→ REQUEST
In the listing that follows, how many lines contain "lake"? Give the number only.

====================

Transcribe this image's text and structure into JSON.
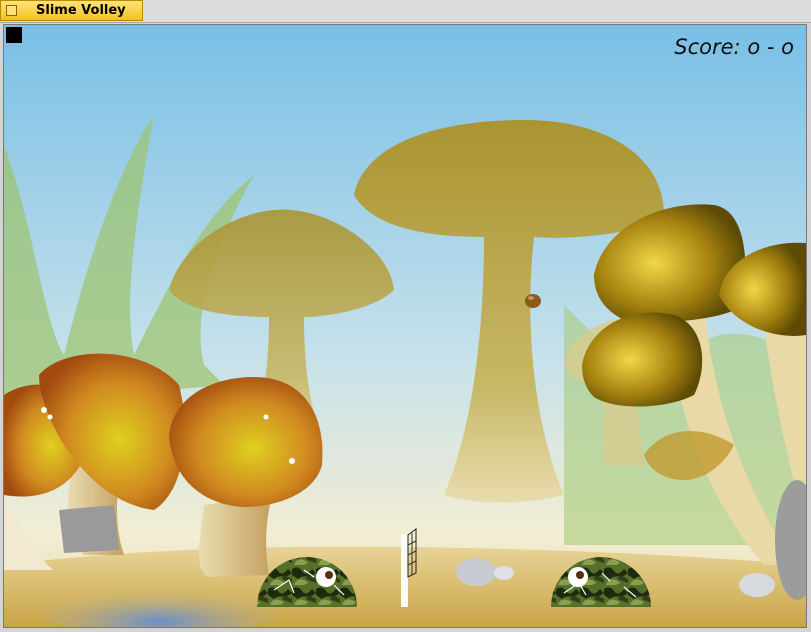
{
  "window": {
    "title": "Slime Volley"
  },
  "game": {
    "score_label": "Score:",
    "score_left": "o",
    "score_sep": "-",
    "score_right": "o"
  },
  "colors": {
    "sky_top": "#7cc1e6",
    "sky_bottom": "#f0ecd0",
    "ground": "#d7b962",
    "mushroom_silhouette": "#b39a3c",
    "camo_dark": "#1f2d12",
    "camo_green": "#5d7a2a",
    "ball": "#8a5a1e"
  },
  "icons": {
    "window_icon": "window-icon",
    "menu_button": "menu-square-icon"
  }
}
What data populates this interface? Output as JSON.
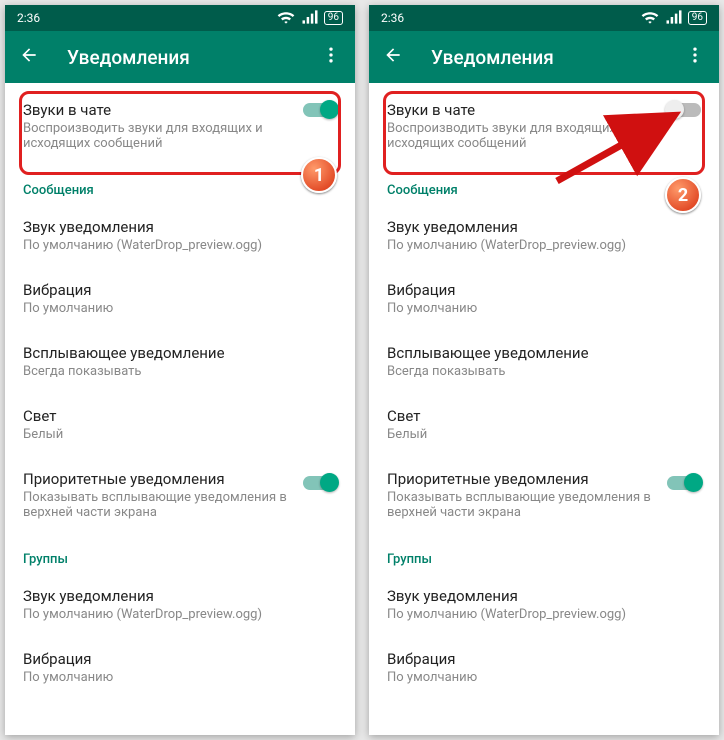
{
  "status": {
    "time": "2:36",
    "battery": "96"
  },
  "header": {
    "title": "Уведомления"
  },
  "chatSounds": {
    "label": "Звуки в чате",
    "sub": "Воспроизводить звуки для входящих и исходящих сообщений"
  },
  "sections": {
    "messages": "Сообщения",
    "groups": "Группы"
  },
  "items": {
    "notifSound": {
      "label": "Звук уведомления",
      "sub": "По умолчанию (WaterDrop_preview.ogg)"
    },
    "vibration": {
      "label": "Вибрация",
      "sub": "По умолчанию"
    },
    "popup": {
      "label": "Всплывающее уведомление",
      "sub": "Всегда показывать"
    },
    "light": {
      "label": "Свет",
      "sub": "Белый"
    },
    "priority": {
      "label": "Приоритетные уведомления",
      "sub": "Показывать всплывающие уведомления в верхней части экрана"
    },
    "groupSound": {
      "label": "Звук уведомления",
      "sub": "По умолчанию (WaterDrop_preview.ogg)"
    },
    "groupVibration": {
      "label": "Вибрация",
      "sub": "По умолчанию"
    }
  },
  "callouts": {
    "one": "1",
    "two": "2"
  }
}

====================

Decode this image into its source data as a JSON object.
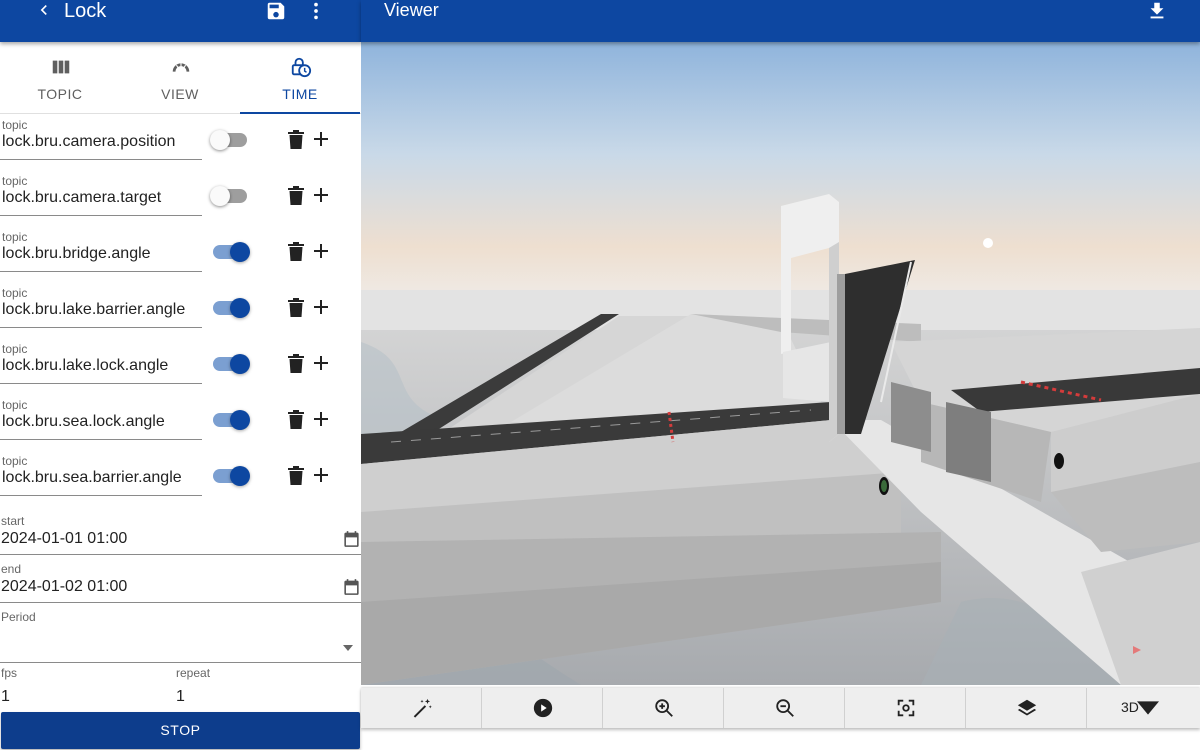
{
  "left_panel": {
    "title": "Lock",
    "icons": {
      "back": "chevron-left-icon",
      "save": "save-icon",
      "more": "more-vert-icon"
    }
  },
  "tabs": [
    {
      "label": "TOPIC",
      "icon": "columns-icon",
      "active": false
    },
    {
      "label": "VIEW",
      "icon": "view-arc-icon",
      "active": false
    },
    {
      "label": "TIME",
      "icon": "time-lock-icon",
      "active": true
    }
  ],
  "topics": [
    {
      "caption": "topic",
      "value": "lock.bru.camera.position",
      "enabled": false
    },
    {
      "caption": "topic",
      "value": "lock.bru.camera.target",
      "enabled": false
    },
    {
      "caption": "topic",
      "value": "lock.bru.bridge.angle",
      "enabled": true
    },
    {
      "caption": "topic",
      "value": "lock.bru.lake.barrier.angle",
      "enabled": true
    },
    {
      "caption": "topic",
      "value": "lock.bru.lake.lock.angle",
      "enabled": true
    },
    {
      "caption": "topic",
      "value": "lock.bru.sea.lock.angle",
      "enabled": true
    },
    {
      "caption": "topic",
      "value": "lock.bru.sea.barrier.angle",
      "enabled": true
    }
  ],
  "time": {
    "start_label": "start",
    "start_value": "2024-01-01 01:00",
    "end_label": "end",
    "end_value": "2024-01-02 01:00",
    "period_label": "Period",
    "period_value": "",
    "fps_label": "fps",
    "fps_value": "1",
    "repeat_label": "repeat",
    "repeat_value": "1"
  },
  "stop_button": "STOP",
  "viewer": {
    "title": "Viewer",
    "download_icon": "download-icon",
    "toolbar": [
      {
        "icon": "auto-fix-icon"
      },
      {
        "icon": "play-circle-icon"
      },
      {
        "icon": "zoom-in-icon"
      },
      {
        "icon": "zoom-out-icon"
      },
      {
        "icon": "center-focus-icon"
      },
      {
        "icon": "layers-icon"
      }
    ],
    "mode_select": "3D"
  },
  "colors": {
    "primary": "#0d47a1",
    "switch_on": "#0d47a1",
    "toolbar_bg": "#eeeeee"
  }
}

====================

→ OUTPUT OF THE TASK
2